• _Task instructions_: Copy out all the entries word for word.

─── Excerpted records

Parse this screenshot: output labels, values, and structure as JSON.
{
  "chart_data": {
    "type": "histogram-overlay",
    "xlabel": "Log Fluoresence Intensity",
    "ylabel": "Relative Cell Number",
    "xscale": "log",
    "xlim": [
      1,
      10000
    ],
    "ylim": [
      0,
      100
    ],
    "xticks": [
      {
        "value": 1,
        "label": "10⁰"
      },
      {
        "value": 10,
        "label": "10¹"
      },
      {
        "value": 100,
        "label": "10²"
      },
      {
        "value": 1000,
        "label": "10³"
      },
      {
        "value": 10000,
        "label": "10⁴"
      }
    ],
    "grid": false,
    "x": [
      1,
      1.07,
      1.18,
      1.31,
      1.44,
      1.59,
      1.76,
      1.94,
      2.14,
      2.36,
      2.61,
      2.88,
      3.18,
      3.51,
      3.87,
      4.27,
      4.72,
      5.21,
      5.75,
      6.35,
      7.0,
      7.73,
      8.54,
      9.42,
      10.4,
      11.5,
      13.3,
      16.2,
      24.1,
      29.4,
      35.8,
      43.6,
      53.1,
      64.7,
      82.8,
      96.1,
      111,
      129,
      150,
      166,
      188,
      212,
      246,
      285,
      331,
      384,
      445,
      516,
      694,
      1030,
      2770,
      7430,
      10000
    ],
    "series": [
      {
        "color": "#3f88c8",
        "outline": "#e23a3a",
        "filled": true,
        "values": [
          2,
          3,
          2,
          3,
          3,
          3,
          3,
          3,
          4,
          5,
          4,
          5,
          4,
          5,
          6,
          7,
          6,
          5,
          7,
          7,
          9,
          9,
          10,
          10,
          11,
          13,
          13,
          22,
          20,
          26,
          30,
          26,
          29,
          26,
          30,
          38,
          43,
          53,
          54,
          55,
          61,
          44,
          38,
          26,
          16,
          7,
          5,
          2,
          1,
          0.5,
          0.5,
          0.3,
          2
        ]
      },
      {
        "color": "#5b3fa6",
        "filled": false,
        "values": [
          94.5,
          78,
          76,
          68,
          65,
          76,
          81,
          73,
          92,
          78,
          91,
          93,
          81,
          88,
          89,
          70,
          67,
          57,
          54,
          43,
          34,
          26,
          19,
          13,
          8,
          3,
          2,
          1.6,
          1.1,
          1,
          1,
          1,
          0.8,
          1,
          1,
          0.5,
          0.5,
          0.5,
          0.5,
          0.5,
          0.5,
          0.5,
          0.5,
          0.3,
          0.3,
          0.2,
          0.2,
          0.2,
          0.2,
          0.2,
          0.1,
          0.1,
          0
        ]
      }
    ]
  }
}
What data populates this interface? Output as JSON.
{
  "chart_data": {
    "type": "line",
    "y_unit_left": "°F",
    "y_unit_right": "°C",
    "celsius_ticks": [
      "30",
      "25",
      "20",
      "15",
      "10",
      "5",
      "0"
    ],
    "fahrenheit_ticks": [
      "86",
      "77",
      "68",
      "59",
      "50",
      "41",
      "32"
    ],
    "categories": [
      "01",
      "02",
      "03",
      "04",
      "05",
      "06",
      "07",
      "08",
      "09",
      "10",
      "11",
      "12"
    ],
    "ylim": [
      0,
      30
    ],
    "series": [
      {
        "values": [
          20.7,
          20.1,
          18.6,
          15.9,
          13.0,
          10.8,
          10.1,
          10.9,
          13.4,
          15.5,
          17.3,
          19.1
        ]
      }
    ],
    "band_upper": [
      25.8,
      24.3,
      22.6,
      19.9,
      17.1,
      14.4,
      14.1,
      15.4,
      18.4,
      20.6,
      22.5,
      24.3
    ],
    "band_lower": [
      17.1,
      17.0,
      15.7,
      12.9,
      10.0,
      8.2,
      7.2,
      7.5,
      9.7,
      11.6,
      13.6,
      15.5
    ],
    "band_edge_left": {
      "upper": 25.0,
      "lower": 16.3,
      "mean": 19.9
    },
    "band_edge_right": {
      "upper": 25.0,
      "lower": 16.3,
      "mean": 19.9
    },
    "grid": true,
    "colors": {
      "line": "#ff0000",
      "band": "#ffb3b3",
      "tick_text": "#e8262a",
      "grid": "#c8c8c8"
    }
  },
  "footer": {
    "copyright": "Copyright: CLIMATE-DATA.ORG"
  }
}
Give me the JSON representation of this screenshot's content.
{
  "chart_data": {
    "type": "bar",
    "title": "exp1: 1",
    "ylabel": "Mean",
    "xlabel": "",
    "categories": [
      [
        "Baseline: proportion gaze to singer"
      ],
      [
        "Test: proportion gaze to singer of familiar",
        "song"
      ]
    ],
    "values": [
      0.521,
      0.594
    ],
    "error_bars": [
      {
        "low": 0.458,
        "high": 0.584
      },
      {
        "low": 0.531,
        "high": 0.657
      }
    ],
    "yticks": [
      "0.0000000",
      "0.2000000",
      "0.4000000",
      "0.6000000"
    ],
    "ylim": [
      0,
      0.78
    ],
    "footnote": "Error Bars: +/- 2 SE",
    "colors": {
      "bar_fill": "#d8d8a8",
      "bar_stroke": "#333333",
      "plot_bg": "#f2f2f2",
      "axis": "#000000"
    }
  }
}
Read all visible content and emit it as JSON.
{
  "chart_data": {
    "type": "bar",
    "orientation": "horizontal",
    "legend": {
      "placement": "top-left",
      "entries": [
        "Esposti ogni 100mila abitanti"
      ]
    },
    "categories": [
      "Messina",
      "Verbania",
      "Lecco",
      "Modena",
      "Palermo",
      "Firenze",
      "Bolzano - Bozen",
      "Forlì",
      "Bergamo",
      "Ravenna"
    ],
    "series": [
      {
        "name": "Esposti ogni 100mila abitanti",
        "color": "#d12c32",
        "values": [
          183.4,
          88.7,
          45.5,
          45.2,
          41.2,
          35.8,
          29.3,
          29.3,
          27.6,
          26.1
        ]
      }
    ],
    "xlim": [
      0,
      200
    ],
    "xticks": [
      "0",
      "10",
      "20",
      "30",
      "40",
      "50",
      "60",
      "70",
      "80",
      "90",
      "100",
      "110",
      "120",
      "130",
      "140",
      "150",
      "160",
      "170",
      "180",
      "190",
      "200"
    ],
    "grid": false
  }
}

──────

• _Task result_:
Parse this screenshot: output labels, values, and structure as JSON.
{
  "chart_data": {
    "type": "histogram-overlay",
    "xlabel": "Log Fluoresence Intensity",
    "ylabel": "Relative Cell Number",
    "xscale": "log",
    "xlim": [
      1,
      10000
    ],
    "ylim": [
      0,
      100
    ],
    "xticks": [
      {
        "value": 1,
        "label": "10⁰"
      },
      {
        "value": 10,
        "label": "10¹"
      },
      {
        "value": 100,
        "label": "10²"
      },
      {
        "value": 1000,
        "label": "10³"
      },
      {
        "value": 10000,
        "label": "10⁴"
      }
    ],
    "grid": false,
    "x": [
      1,
      1.07,
      1.18,
      1.31,
      1.44,
      1.59,
      1.76,
      1.94,
      2.14,
      2.36,
      2.61,
      2.88,
      3.18,
      3.51,
      3.87,
      4.27,
      4.72,
      5.21,
      5.75,
      6.35,
      7.0,
      7.73,
      8.54,
      9.42,
      10.4,
      11.5,
      13.3,
      16.2,
      24.1,
      29.4,
      35.8,
      43.6,
      53.1,
      64.7,
      82.8,
      96.1,
      111,
      129,
      150,
      166,
      188,
      212,
      246,
      285,
      331,
      384,
      445,
      516,
      694,
      1030,
      2770,
      7430,
      10000
    ],
    "series": [
      {
        "color": "#3f88c8",
        "outline": "#e23a3a",
        "filled": true,
        "values": [
          2,
          3,
          2,
          3,
          3,
          3,
          3,
          3,
          4,
          5,
          4,
          5,
          4,
          5,
          6,
          7,
          6,
          5,
          7,
          7,
          9,
          9,
          10,
          10,
          11,
          13,
          13,
          22,
          20,
          26,
          30,
          26,
          29,
          26,
          30,
          38,
          43,
          53,
          54,
          55,
          61,
          44,
          38,
          26,
          16,
          7,
          5,
          2,
          1,
          0.5,
          0.5,
          0.3,
          2
        ]
      },
      {
        "color": "#5b3fa6",
        "filled": false,
        "values": [
          94.5,
          78,
          76,
          68,
          65,
          76,
          81,
          73,
          92,
          78,
          91,
          93,
          81,
          88,
          89,
          70,
          67,
          57,
          54,
          43,
          34,
          26,
          19,
          13,
          8,
          3,
          2,
          1.6,
          1.1,
          1,
          1,
          1,
          0.8,
          1,
          1,
          0.5,
          0.5,
          0.5,
          0.5,
          0.5,
          0.5,
          0.5,
          0.5,
          0.3,
          0.3,
          0.2,
          0.2,
          0.2,
          0.2,
          0.2,
          0.1,
          0.1,
          0
        ]
      }
    ]
  }
}
What data populates this interface? Output as JSON.
{
  "chart_data": {
    "type": "line",
    "y_unit_left": "°F",
    "y_unit_right": "°C",
    "celsius_ticks": [
      "30",
      "25",
      "20",
      "15",
      "10",
      "5",
      "0"
    ],
    "fahrenheit_ticks": [
      "86",
      "77",
      "68",
      "59",
      "50",
      "41",
      "32"
    ],
    "categories": [
      "01",
      "02",
      "03",
      "04",
      "05",
      "06",
      "07",
      "08",
      "09",
      "10",
      "11",
      "12"
    ],
    "ylim": [
      0,
      30
    ],
    "series": [
      {
        "values": [
          20.7,
          20.1,
          18.6,
          15.9,
          13.0,
          10.8,
          10.1,
          10.9,
          13.4,
          15.5,
          17.3,
          19.1
        ]
      }
    ],
    "band_upper": [
      25.8,
      24.3,
      22.6,
      19.9,
      17.1,
      14.4,
      14.1,
      15.4,
      18.4,
      20.6,
      22.5,
      24.3
    ],
    "band_lower": [
      17.1,
      17.0,
      15.7,
      12.9,
      10.0,
      8.2,
      7.2,
      7.5,
      9.7,
      11.6,
      13.6,
      15.5
    ],
    "band_edge_left": {
      "upper": 25.0,
      "lower": 16.3,
      "mean": 19.9
    },
    "band_edge_right": {
      "upper": 25.0,
      "lower": 16.3,
      "mean": 19.9
    },
    "grid": true,
    "colors": {
      "line": "#ff0000",
      "band": "#ffb3b3",
      "tick_text": "#e8262a",
      "grid": "#c8c8c8"
    }
  },
  "footer": {
    "copyright": "Copyright: CLIMATE-DATA.ORG"
  }
}
Give me the JSON representation of this screenshot's content.
{
  "chart_data": {
    "type": "bar",
    "title": "exp1: 1",
    "ylabel": "Mean",
    "xlabel": "",
    "categories": [
      [
        "Baseline: proportion gaze to singer"
      ],
      [
        "Test: proportion gaze to singer of familiar",
        "song"
      ]
    ],
    "values": [
      0.521,
      0.594
    ],
    "error_bars": [
      {
        "low": 0.458,
        "high": 0.584
      },
      {
        "low": 0.531,
        "high": 0.657
      }
    ],
    "yticks": [
      "0.0000000",
      "0.2000000",
      "0.4000000",
      "0.6000000"
    ],
    "ylim": [
      0,
      0.78
    ],
    "footnote": "Error Bars: +/- 2 SE",
    "colors": {
      "bar_fill": "#d8d8a8",
      "bar_stroke": "#333333",
      "plot_bg": "#f2f2f2",
      "axis": "#000000"
    }
  }
}
Read all visible content and emit it as JSON.
{
  "chart_data": {
    "type": "bar",
    "orientation": "horizontal",
    "legend": {
      "placement": "top-left",
      "entries": [
        "Esposti ogni 100mila abitanti"
      ]
    },
    "categories": [
      "Messina",
      "Verbania",
      "Lecco",
      "Modena",
      "Palermo",
      "Firenze",
      "Bolzano - Bozen",
      "Forlì",
      "Bergamo",
      "Ravenna"
    ],
    "series": [
      {
        "name": "Esposti ogni 100mila abitanti",
        "color": "#d12c32",
        "values": [
          183.4,
          88.7,
          45.5,
          45.2,
          41.2,
          35.8,
          29.3,
          29.3,
          27.6,
          26.1
        ]
      }
    ],
    "xlim": [
      0,
      200
    ],
    "xticks": [
      "0",
      "10",
      "20",
      "30",
      "40",
      "50",
      "60",
      "70",
      "80",
      "90",
      "100",
      "110",
      "120",
      "130",
      "140",
      "150",
      "160",
      "170",
      "180",
      "190",
      "200"
    ],
    "grid": false
  }
}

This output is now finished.